# GOAL OF THE EXERCISE:
Look through the material below. Copy every line with the string "JSON" in it.

╭─ ENTRIES

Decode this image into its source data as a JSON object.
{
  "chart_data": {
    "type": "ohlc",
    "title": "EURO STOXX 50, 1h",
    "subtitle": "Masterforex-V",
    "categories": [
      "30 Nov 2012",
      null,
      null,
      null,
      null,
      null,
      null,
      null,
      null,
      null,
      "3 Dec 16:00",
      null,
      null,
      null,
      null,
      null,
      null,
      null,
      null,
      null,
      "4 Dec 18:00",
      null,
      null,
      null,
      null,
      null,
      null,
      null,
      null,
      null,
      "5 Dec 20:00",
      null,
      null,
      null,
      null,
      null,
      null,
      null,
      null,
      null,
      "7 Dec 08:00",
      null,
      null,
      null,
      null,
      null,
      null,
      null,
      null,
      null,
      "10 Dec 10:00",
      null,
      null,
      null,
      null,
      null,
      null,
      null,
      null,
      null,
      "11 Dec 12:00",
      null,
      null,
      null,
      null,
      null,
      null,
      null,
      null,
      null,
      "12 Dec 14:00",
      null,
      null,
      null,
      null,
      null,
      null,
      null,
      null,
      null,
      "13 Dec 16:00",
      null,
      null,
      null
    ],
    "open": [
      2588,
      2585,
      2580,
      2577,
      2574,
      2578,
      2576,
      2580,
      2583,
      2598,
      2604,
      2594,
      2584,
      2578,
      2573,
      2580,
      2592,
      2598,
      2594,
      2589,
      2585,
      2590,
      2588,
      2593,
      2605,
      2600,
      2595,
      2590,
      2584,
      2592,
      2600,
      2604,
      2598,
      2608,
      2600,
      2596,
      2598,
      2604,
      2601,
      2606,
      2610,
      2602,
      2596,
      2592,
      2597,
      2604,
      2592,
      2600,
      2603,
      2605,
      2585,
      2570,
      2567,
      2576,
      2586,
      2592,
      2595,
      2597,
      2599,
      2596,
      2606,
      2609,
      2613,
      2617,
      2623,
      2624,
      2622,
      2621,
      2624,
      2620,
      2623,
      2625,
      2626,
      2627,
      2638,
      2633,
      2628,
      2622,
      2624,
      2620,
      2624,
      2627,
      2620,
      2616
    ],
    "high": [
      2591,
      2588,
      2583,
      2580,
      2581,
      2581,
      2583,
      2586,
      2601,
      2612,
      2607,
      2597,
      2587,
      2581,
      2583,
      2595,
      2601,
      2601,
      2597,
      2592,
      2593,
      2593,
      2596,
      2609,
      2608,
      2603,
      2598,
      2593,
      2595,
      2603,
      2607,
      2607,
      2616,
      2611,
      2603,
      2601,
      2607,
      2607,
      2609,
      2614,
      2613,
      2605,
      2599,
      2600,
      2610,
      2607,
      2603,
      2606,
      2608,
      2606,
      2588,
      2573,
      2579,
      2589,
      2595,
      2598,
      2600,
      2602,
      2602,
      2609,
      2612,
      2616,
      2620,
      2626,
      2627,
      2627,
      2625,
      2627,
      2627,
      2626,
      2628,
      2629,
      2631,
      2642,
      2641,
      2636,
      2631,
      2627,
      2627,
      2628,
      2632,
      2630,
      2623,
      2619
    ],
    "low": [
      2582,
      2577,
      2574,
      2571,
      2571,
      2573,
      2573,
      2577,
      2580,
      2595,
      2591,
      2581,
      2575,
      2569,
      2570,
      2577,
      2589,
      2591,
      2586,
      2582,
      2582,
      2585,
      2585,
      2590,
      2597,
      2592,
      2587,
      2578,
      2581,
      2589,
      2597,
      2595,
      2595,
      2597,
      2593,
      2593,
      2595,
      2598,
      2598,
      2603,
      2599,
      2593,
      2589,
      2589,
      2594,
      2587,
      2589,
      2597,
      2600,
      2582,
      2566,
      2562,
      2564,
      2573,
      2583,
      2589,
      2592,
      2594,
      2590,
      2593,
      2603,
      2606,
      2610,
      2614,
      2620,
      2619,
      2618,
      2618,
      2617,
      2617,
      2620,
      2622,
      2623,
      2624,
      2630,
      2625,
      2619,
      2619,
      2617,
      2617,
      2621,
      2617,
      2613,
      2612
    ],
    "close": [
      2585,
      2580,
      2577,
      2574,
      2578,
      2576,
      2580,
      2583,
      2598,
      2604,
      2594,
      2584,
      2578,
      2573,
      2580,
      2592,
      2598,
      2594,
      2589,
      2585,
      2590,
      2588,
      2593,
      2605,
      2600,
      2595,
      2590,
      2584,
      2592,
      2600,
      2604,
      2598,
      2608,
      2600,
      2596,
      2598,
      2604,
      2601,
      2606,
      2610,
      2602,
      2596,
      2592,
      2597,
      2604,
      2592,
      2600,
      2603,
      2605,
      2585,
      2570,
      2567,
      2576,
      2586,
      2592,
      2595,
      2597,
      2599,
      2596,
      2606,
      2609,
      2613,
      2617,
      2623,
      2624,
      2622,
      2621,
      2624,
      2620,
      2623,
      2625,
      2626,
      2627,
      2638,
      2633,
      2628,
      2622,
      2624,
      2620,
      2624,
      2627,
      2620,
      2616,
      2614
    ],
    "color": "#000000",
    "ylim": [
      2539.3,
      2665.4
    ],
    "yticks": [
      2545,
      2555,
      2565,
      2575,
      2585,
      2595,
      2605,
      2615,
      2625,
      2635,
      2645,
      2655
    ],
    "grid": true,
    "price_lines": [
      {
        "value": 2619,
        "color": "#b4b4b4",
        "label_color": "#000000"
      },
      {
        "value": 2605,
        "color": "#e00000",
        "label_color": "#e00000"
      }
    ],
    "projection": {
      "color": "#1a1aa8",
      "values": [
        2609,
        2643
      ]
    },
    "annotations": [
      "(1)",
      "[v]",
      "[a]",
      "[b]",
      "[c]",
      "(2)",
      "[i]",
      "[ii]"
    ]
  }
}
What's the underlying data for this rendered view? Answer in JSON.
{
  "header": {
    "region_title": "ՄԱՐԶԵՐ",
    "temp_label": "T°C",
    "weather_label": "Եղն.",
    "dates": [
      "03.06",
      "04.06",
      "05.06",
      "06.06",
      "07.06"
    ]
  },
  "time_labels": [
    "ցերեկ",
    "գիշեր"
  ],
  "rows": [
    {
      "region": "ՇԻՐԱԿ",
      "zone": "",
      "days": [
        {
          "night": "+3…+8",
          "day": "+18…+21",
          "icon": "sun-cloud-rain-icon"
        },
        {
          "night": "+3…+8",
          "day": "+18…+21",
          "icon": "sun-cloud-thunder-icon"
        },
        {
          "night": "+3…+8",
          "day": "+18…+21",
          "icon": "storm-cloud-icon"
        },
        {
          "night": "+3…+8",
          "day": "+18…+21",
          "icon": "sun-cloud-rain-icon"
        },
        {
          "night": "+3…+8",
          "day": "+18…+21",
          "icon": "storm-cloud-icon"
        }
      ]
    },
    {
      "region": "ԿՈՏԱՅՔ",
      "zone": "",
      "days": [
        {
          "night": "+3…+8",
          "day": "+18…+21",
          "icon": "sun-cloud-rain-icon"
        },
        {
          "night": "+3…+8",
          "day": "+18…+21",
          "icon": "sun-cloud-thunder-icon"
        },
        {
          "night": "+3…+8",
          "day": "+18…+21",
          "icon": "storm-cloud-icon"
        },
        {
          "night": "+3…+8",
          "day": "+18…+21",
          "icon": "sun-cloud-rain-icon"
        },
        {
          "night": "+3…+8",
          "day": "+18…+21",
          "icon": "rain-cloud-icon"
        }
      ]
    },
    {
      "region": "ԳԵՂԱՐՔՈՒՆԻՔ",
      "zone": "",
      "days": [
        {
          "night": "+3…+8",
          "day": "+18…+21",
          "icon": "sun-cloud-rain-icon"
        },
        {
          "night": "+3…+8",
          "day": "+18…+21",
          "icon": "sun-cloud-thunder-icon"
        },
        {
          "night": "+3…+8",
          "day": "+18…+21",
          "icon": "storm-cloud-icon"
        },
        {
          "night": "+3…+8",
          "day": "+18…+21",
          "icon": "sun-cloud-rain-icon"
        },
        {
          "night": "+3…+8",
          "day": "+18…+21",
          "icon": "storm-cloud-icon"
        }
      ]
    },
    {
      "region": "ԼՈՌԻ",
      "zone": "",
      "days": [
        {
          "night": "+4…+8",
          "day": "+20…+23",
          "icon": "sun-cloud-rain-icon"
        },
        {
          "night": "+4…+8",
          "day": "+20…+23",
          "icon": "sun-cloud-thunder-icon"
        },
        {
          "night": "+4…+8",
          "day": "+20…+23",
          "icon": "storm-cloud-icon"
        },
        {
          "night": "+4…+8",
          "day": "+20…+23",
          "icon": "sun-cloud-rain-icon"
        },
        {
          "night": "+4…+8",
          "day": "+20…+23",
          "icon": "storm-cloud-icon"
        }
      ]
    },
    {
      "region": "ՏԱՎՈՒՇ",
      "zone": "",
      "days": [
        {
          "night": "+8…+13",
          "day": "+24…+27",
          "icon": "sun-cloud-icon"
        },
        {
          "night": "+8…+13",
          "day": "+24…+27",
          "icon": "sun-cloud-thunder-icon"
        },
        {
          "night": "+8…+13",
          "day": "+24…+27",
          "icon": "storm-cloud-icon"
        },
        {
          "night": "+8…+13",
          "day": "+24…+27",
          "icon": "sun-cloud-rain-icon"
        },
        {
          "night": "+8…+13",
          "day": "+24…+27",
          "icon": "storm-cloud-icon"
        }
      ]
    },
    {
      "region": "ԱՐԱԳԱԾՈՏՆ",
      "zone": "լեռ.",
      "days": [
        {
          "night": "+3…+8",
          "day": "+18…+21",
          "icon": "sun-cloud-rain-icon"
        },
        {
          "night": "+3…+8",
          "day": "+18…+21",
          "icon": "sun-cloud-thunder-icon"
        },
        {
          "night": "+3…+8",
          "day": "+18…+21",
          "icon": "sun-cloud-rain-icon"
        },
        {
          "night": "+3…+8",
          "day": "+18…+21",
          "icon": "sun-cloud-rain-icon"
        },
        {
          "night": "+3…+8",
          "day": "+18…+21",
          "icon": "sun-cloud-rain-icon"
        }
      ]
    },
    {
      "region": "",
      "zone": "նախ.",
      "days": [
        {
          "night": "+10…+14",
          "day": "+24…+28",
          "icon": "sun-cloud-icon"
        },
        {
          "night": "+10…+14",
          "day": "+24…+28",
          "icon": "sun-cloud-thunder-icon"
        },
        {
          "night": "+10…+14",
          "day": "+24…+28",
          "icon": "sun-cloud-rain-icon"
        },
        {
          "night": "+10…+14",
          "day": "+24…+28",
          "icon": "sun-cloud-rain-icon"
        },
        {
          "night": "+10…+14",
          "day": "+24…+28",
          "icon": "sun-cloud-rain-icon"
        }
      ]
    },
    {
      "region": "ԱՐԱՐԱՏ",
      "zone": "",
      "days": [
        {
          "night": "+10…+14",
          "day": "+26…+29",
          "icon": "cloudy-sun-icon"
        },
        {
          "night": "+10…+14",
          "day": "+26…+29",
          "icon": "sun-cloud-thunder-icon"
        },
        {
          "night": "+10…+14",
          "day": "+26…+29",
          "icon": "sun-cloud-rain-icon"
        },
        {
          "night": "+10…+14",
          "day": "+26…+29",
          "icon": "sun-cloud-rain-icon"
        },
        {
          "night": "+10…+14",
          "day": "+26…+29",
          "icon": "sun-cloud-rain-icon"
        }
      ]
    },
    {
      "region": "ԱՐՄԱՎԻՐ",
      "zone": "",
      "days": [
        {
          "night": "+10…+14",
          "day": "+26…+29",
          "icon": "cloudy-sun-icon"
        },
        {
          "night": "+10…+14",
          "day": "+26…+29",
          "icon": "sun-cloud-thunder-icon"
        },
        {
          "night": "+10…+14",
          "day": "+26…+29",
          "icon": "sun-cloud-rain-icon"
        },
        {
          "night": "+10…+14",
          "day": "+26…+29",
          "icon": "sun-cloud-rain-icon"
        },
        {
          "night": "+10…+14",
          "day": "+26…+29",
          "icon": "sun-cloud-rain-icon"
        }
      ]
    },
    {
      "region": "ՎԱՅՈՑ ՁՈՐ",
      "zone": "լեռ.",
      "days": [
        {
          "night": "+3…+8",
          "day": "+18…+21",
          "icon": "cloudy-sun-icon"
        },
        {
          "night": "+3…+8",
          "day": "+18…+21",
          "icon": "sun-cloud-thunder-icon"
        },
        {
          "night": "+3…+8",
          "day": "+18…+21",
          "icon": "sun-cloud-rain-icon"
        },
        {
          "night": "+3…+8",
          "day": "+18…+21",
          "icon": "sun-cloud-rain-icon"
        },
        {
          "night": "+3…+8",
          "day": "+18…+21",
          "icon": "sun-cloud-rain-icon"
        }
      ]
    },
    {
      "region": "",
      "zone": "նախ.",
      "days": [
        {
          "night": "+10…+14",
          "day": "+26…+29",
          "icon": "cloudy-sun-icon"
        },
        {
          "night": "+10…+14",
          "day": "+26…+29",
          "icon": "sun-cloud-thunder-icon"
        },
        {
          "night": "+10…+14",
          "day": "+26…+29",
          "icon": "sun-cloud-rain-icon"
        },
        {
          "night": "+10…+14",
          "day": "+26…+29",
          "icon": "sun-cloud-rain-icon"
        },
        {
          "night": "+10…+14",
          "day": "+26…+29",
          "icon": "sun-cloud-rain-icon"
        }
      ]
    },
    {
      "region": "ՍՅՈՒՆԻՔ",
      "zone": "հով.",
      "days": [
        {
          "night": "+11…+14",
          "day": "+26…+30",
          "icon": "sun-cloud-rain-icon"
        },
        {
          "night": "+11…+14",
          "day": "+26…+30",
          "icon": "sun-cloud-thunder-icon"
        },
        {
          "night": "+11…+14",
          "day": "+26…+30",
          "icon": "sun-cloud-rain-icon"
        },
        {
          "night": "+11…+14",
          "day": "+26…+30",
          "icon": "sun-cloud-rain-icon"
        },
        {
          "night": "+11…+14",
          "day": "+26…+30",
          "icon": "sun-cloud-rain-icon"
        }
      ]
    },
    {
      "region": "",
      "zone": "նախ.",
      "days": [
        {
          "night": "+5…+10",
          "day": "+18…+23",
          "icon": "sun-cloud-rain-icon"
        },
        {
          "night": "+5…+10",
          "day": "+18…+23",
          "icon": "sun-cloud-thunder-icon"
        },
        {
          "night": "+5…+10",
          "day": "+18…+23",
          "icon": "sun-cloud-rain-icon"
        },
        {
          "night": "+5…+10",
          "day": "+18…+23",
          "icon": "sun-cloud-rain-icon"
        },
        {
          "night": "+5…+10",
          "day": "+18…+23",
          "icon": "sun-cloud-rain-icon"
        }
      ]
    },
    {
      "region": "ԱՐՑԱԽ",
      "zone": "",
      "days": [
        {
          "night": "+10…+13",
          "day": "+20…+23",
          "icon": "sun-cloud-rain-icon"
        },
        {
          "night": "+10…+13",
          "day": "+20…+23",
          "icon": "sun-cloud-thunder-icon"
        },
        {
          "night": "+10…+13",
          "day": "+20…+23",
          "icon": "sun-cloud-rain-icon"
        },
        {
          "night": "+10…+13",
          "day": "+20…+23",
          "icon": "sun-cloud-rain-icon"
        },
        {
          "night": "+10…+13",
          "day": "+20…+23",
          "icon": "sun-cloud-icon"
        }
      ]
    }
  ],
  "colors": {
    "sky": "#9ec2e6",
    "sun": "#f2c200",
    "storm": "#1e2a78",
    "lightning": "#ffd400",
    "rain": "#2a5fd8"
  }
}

╰─

# FINISHED ANSWER:
Decode this image into its source data as a JSON object.
What's the underlying data for this rendered view? Answer in JSON.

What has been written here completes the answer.